■ WRITTEN PROBLEM ■
Quote the data below in full, please, without altering anything.

■ DATASET CONTENT ■
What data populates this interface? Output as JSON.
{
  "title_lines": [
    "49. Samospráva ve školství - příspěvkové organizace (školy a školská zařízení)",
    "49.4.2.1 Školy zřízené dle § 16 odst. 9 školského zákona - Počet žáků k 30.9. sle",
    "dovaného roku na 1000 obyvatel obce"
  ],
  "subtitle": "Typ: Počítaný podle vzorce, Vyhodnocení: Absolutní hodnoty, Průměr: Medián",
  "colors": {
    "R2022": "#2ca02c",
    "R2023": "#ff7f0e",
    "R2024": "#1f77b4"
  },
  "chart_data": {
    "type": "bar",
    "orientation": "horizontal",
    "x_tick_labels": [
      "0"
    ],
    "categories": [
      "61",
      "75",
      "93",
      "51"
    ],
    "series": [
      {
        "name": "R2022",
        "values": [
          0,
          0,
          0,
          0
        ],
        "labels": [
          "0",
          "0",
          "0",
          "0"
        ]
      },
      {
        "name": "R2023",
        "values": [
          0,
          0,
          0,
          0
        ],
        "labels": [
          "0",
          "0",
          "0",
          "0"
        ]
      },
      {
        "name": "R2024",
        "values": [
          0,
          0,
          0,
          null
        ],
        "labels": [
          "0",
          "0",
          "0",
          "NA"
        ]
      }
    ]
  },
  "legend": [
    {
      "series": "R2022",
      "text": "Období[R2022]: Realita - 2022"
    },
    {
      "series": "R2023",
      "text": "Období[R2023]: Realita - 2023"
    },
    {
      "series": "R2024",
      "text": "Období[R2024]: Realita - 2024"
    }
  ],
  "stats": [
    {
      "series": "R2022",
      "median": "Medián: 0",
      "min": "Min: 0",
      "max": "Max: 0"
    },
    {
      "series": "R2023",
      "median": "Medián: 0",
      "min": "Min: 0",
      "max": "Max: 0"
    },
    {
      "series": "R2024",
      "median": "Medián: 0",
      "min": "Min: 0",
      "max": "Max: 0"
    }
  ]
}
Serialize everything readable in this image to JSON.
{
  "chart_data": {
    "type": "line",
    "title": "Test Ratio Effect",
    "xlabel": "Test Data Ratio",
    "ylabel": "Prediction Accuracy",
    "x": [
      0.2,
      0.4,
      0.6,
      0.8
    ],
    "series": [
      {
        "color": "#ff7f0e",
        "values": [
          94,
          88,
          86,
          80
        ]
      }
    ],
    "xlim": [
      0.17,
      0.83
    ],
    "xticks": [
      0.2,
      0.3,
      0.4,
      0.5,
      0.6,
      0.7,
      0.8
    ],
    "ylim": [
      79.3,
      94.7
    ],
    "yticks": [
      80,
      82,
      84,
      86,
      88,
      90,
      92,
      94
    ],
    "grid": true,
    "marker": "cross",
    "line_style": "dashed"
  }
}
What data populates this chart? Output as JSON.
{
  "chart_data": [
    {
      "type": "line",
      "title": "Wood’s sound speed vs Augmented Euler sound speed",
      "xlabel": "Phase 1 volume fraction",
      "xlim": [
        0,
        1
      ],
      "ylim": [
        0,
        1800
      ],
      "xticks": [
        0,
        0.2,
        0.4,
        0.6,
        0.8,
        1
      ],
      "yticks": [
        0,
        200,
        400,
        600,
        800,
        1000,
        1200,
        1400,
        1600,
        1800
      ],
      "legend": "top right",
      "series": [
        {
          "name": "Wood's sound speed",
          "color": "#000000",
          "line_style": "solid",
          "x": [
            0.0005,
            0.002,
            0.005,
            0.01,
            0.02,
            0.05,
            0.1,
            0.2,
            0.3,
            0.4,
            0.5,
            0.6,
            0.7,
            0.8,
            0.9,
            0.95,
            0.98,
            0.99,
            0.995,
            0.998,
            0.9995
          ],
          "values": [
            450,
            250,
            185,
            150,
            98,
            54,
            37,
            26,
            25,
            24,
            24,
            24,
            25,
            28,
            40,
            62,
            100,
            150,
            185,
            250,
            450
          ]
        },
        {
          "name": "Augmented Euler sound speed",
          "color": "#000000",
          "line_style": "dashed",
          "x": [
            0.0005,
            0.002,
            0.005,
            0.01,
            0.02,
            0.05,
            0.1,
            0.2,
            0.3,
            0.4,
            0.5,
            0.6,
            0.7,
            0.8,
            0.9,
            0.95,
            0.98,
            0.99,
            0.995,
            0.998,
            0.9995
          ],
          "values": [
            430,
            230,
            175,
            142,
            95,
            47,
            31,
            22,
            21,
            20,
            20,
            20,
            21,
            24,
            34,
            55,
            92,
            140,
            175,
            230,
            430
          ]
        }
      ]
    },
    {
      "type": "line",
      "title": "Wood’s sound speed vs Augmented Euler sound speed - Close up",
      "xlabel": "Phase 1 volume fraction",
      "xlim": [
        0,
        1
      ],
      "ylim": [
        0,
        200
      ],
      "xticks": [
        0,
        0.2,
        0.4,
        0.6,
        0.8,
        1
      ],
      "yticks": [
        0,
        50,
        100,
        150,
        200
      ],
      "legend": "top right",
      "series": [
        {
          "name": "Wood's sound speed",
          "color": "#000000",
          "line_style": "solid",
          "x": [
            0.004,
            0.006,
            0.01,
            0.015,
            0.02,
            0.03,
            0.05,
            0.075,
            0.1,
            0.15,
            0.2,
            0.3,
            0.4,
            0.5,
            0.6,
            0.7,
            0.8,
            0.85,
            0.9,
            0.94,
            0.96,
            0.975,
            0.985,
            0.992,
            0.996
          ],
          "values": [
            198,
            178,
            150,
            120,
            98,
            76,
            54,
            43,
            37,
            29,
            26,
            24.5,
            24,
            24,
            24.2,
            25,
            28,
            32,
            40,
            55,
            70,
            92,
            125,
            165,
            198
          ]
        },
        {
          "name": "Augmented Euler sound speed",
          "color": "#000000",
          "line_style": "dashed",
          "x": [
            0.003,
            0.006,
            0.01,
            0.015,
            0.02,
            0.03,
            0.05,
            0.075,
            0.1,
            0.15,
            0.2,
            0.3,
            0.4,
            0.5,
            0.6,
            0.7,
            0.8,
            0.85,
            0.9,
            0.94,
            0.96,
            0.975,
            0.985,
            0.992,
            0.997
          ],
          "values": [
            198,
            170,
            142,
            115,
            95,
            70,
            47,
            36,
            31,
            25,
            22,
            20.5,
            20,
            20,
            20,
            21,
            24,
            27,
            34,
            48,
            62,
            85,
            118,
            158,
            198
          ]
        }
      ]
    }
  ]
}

■ RESPONSE TO THIS TASK ■
What data populates this interface? Output as JSON.
{
  "title_lines": [
    "49. Samospráva ve školství - příspěvkové organizace (školy a školská zařízení)",
    "49.4.2.1 Školy zřízené dle § 16 odst. 9 školského zákona - Počet žáků k 30.9. sle",
    "dovaného roku na 1000 obyvatel obce"
  ],
  "subtitle": "Typ: Počítaný podle vzorce, Vyhodnocení: Absolutní hodnoty, Průměr: Medián",
  "colors": {
    "R2022": "#2ca02c",
    "R2023": "#ff7f0e",
    "R2024": "#1f77b4"
  },
  "chart_data": {
    "type": "bar",
    "orientation": "horizontal",
    "x_tick_labels": [
      "0"
    ],
    "categories": [
      "61",
      "75",
      "93",
      "51"
    ],
    "series": [
      {
        "name": "R2022",
        "values": [
          0,
          0,
          0,
          0
        ],
        "labels": [
          "0",
          "0",
          "0",
          "0"
        ]
      },
      {
        "name": "R2023",
        "values": [
          0,
          0,
          0,
          0
        ],
        "labels": [
          "0",
          "0",
          "0",
          "0"
        ]
      },
      {
        "name": "R2024",
        "values": [
          0,
          0,
          0,
          null
        ],
        "labels": [
          "0",
          "0",
          "0",
          "NA"
        ]
      }
    ]
  },
  "legend": [
    {
      "series": "R2022",
      "text": "Období[R2022]: Realita - 2022"
    },
    {
      "series": "R2023",
      "text": "Období[R2023]: Realita - 2023"
    },
    {
      "series": "R2024",
      "text": "Období[R2024]: Realita - 2024"
    }
  ],
  "stats": [
    {
      "series": "R2022",
      "median": "Medián: 0",
      "min": "Min: 0",
      "max": "Max: 0"
    },
    {
      "series": "R2023",
      "median": "Medián: 0",
      "min": "Min: 0",
      "max": "Max: 0"
    },
    {
      "series": "R2024",
      "median": "Medián: 0",
      "min": "Min: 0",
      "max": "Max: 0"
    }
  ]
}
Serialize everything readable in this image to JSON.
{
  "chart_data": {
    "type": "line",
    "title": "Test Ratio Effect",
    "xlabel": "Test Data Ratio",
    "ylabel": "Prediction Accuracy",
    "x": [
      0.2,
      0.4,
      0.6,
      0.8
    ],
    "series": [
      {
        "color": "#ff7f0e",
        "values": [
          94,
          88,
          86,
          80
        ]
      }
    ],
    "xlim": [
      0.17,
      0.83
    ],
    "xticks": [
      0.2,
      0.3,
      0.4,
      0.5,
      0.6,
      0.7,
      0.8
    ],
    "ylim": [
      79.3,
      94.7
    ],
    "yticks": [
      80,
      82,
      84,
      86,
      88,
      90,
      92,
      94
    ],
    "grid": true,
    "marker": "cross",
    "line_style": "dashed"
  }
}
What data populates this chart? Output as JSON.
{
  "chart_data": [
    {
      "type": "line",
      "title": "Wood’s sound speed vs Augmented Euler sound speed",
      "xlabel": "Phase 1 volume fraction",
      "xlim": [
        0,
        1
      ],
      "ylim": [
        0,
        1800
      ],
      "xticks": [
        0,
        0.2,
        0.4,
        0.6,
        0.8,
        1
      ],
      "yticks": [
        0,
        200,
        400,
        600,
        800,
        1000,
        1200,
        1400,
        1600,
        1800
      ],
      "legend": "top right",
      "series": [
        {
          "name": "Wood's sound speed",
          "color": "#000000",
          "line_style": "solid",
          "x": [
            0.0005,
            0.002,
            0.005,
            0.01,
            0.02,
            0.05,
            0.1,
            0.2,
            0.3,
            0.4,
            0.5,
            0.6,
            0.7,
            0.8,
            0.9,
            0.95,
            0.98,
            0.99,
            0.995,
            0.998,
            0.9995
          ],
          "values": [
            450,
            250,
            185,
            150,
            98,
            54,
            37,
            26,
            25,
            24,
            24,
            24,
            25,
            28,
            40,
            62,
            100,
            150,
            185,
            250,
            450
          ]
        },
        {
          "name": "Augmented Euler sound speed",
          "color": "#000000",
          "line_style": "dashed",
          "x": [
            0.0005,
            0.002,
            0.005,
            0.01,
            0.02,
            0.05,
            0.1,
            0.2,
            0.3,
            0.4,
            0.5,
            0.6,
            0.7,
            0.8,
            0.9,
            0.95,
            0.98,
            0.99,
            0.995,
            0.998,
            0.9995
          ],
          "values": [
            430,
            230,
            175,
            142,
            95,
            47,
            31,
            22,
            21,
            20,
            20,
            20,
            21,
            24,
            34,
            55,
            92,
            140,
            175,
            230,
            430
          ]
        }
      ]
    },
    {
      "type": "line",
      "title": "Wood’s sound speed vs Augmented Euler sound speed - Close up",
      "xlabel": "Phase 1 volume fraction",
      "xlim": [
        0,
        1
      ],
      "ylim": [
        0,
        200
      ],
      "xticks": [
        0,
        0.2,
        0.4,
        0.6,
        0.8,
        1
      ],
      "yticks": [
        0,
        50,
        100,
        150,
        200
      ],
      "legend": "top right",
      "series": [
        {
          "name": "Wood's sound speed",
          "color": "#000000",
          "line_style": "solid",
          "x": [
            0.004,
            0.006,
            0.01,
            0.015,
            0.02,
            0.03,
            0.05,
            0.075,
            0.1,
            0.15,
            0.2,
            0.3,
            0.4,
            0.5,
            0.6,
            0.7,
            0.8,
            0.85,
            0.9,
            0.94,
            0.96,
            0.975,
            0.985,
            0.992,
            0.996
          ],
          "values": [
            198,
            178,
            150,
            120,
            98,
            76,
            54,
            43,
            37,
            29,
            26,
            24.5,
            24,
            24,
            24.2,
            25,
            28,
            32,
            40,
            55,
            70,
            92,
            125,
            165,
            198
          ]
        },
        {
          "name": "Augmented Euler sound speed",
          "color": "#000000",
          "line_style": "dashed",
          "x": [
            0.003,
            0.006,
            0.01,
            0.015,
            0.02,
            0.03,
            0.05,
            0.075,
            0.1,
            0.15,
            0.2,
            0.3,
            0.4,
            0.5,
            0.6,
            0.7,
            0.8,
            0.85,
            0.9,
            0.94,
            0.96,
            0.975,
            0.985,
            0.992,
            0.997
          ],
          "values": [
            198,
            170,
            142,
            115,
            95,
            70,
            47,
            36,
            31,
            25,
            22,
            20.5,
            20,
            20,
            20,
            21,
            24,
            27,
            34,
            48,
            62,
            85,
            118,
            158,
            198
          ]
        }
      ]
    }
  ]
}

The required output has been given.